## Dataset entries
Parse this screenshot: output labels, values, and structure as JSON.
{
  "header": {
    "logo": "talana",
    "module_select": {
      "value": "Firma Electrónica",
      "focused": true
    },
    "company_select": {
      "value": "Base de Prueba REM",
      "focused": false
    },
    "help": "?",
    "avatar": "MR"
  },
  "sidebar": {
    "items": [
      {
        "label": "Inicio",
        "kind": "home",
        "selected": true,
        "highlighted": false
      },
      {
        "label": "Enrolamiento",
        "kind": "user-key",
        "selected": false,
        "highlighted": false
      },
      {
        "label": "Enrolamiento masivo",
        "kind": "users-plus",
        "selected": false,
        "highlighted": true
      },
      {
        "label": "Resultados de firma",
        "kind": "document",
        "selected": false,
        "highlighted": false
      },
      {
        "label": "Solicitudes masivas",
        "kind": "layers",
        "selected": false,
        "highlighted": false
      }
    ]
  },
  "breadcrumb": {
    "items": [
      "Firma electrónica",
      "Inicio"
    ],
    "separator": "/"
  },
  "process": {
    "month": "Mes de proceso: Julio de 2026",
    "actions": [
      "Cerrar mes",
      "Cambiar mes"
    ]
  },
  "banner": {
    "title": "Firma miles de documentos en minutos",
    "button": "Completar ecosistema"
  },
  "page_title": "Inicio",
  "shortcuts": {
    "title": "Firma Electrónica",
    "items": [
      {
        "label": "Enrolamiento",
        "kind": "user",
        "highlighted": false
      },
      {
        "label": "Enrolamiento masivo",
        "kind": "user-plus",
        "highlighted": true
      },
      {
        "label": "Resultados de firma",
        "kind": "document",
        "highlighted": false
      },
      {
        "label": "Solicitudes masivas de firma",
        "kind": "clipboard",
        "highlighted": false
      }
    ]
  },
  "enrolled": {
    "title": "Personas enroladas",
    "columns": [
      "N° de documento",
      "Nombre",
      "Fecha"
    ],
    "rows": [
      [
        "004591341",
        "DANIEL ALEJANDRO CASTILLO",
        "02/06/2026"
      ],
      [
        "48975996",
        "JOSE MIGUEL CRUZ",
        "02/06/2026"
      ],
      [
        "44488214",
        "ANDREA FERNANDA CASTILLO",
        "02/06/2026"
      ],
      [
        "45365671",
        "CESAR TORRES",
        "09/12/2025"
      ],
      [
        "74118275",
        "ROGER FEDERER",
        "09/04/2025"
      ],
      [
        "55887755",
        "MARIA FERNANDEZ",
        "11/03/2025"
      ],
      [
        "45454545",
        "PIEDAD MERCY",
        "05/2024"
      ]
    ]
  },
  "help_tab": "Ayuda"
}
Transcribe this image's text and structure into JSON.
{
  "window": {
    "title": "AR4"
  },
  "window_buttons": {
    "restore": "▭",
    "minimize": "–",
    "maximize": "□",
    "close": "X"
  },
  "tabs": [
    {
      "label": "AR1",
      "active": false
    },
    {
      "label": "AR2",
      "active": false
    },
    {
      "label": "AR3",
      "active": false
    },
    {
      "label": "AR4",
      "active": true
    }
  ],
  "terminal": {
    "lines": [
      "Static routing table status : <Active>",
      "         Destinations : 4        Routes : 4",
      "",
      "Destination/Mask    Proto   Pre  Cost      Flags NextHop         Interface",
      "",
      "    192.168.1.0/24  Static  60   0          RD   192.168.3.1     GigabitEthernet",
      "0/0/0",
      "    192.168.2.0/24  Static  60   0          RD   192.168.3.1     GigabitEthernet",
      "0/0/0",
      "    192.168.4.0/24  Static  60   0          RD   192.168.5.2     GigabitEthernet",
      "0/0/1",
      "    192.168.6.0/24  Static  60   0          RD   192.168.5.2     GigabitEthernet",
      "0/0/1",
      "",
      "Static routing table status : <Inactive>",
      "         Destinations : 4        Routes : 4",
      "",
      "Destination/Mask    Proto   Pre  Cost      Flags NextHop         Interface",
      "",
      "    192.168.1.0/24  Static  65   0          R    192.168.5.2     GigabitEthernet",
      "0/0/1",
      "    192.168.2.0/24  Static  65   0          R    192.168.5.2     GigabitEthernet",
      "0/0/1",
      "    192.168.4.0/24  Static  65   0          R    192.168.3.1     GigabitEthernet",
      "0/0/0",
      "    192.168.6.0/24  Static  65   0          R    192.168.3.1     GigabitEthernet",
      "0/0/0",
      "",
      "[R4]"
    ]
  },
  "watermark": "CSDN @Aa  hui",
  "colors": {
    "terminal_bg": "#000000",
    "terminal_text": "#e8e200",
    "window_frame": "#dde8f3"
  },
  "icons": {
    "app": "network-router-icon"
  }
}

## Written exercise
Please reproduce every line of the material word for word.

## Task output
Parse this screenshot: output labels, values, and structure as JSON.
{
  "header": {
    "logo": "talana",
    "module_select": {
      "value": "Firma Electrónica",
      "focused": true
    },
    "company_select": {
      "value": "Base de Prueba REM",
      "focused": false
    },
    "help": "?",
    "avatar": "MR"
  },
  "sidebar": {
    "items": [
      {
        "label": "Inicio",
        "kind": "home",
        "selected": true,
        "highlighted": false
      },
      {
        "label": "Enrolamiento",
        "kind": "user-key",
        "selected": false,
        "highlighted": false
      },
      {
        "label": "Enrolamiento masivo",
        "kind": "users-plus",
        "selected": false,
        "highlighted": true
      },
      {
        "label": "Resultados de firma",
        "kind": "document",
        "selected": false,
        "highlighted": false
      },
      {
        "label": "Solicitudes masivas",
        "kind": "layers",
        "selected": false,
        "highlighted": false
      }
    ]
  },
  "breadcrumb": {
    "items": [
      "Firma electrónica",
      "Inicio"
    ],
    "separator": "/"
  },
  "process": {
    "month": "Mes de proceso: Julio de 2026",
    "actions": [
      "Cerrar mes",
      "Cambiar mes"
    ]
  },
  "banner": {
    "title": "Firma miles de documentos en minutos",
    "button": "Completar ecosistema"
  },
  "page_title": "Inicio",
  "shortcuts": {
    "title": "Firma Electrónica",
    "items": [
      {
        "label": "Enrolamiento",
        "kind": "user",
        "highlighted": false
      },
      {
        "label": "Enrolamiento masivo",
        "kind": "user-plus",
        "highlighted": true
      },
      {
        "label": "Resultados de firma",
        "kind": "document",
        "highlighted": false
      },
      {
        "label": "Solicitudes masivas de firma",
        "kind": "clipboard",
        "highlighted": false
      }
    ]
  },
  "enrolled": {
    "title": "Personas enroladas",
    "columns": [
      "N° de documento",
      "Nombre",
      "Fecha"
    ],
    "rows": [
      [
        "004591341",
        "DANIEL ALEJANDRO CASTILLO",
        "02/06/2026"
      ],
      [
        "48975996",
        "JOSE MIGUEL CRUZ",
        "02/06/2026"
      ],
      [
        "44488214",
        "ANDREA FERNANDA CASTILLO",
        "02/06/2026"
      ],
      [
        "45365671",
        "CESAR TORRES",
        "09/12/2025"
      ],
      [
        "74118275",
        "ROGER FEDERER",
        "09/04/2025"
      ],
      [
        "55887755",
        "MARIA FERNANDEZ",
        "11/03/2025"
      ],
      [
        "45454545",
        "PIEDAD MERCY",
        "05/2024"
      ]
    ]
  },
  "help_tab": "Ayuda"
}
Transcribe this image's text and structure into JSON.
{
  "window": {
    "title": "AR4"
  },
  "window_buttons": {
    "restore": "▭",
    "minimize": "–",
    "maximize": "□",
    "close": "X"
  },
  "tabs": [
    {
      "label": "AR1",
      "active": false
    },
    {
      "label": "AR2",
      "active": false
    },
    {
      "label": "AR3",
      "active": false
    },
    {
      "label": "AR4",
      "active": true
    }
  ],
  "terminal": {
    "lines": [
      "Static routing table status : <Active>",
      "         Destinations : 4        Routes : 4",
      "",
      "Destination/Mask    Proto   Pre  Cost      Flags NextHop         Interface",
      "",
      "    192.168.1.0/24  Static  60   0          RD   192.168.3.1     GigabitEthernet",
      "0/0/0",
      "    192.168.2.0/24  Static  60   0          RD   192.168.3.1     GigabitEthernet",
      "0/0/0",
      "    192.168.4.0/24  Static  60   0          RD   192.168.5.2     GigabitEthernet",
      "0/0/1",
      "    192.168.6.0/24  Static  60   0          RD   192.168.5.2     GigabitEthernet",
      "0/0/1",
      "",
      "Static routing table status : <Inactive>",
      "         Destinations : 4        Routes : 4",
      "",
      "Destination/Mask    Proto   Pre  Cost      Flags NextHop         Interface",
      "",
      "    192.168.1.0/24  Static  65   0          R    192.168.5.2     GigabitEthernet",
      "0/0/1",
      "    192.168.2.0/24  Static  65   0          R    192.168.5.2     GigabitEthernet",
      "0/0/1",
      "    192.168.4.0/24  Static  65   0          R    192.168.3.1     GigabitEthernet",
      "0/0/0",
      "    192.168.6.0/24  Static  65   0          R    192.168.3.1     GigabitEthernet",
      "0/0/0",
      "",
      "[R4]"
    ]
  },
  "watermark": "CSDN @Aa  hui",
  "colors": {
    "terminal_bg": "#000000",
    "terminal_text": "#e8e200",
    "window_frame": "#dde8f3"
  },
  "icons": {
    "app": "network-router-icon"
  }
}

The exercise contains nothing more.